(Dataset entries)
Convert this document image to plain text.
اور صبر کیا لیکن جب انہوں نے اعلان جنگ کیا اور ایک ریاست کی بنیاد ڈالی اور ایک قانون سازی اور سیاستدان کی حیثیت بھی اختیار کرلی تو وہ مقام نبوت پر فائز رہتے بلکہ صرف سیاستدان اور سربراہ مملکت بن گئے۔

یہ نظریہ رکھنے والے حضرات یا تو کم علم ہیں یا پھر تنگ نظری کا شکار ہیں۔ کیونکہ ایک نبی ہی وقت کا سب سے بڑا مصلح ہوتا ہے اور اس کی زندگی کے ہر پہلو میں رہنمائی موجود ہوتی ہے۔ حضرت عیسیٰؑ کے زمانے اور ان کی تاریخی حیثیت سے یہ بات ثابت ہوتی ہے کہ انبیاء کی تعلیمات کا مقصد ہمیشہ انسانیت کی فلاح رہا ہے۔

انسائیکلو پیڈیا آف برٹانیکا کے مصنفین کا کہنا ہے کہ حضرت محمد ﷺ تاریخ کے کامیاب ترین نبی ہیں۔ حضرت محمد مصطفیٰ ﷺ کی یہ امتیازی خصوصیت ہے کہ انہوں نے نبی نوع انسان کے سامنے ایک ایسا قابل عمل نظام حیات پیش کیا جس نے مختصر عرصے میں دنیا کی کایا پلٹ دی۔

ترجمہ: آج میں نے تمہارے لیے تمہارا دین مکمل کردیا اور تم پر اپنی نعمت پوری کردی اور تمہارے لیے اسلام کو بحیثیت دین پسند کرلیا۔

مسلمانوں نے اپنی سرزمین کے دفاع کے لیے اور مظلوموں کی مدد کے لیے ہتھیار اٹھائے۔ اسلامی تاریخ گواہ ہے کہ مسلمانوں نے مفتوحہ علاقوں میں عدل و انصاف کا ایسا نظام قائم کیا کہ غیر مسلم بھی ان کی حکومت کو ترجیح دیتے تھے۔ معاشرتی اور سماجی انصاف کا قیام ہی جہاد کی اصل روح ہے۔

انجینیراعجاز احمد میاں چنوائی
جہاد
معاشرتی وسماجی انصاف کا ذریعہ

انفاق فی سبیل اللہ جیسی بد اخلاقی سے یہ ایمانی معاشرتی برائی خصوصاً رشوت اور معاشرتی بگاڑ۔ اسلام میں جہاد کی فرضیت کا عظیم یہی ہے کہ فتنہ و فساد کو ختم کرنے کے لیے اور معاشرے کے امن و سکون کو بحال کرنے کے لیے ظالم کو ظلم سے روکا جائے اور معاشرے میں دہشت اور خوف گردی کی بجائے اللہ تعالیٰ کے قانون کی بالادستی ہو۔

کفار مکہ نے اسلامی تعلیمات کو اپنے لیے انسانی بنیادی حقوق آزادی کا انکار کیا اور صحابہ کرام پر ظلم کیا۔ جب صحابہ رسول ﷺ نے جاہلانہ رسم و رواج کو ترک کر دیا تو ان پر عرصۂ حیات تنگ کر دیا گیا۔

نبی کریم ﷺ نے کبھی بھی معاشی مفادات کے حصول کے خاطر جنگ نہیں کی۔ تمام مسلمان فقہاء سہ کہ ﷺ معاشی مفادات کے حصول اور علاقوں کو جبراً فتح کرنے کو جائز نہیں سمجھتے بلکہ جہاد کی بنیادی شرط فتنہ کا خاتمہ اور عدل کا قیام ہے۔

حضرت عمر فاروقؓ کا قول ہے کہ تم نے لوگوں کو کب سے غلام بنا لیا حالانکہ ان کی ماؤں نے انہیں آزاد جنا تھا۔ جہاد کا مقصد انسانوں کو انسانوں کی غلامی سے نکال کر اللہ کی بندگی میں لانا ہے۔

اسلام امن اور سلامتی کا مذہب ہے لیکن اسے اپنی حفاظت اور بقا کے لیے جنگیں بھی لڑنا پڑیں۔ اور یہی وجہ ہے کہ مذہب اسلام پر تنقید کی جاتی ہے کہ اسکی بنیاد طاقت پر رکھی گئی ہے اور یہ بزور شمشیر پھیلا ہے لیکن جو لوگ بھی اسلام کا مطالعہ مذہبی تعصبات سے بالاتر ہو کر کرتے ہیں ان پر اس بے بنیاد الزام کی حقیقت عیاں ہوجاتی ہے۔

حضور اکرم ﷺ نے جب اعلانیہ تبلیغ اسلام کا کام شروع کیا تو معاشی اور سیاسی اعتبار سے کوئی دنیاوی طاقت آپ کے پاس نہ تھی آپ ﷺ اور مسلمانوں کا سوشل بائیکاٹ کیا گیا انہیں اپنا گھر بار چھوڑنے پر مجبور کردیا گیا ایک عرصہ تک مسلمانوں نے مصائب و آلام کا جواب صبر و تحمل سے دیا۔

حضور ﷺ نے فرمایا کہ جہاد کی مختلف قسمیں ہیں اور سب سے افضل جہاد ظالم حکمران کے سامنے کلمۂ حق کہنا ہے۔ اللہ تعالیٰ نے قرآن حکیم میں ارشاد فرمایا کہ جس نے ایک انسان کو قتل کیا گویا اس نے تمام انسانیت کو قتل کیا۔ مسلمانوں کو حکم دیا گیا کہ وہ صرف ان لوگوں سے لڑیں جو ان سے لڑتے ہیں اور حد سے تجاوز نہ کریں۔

▶ _TO DO_:
Give the number of lines in the data that contain "حضور", with no other words.

▶ _RESULT OF THE TASK_:
2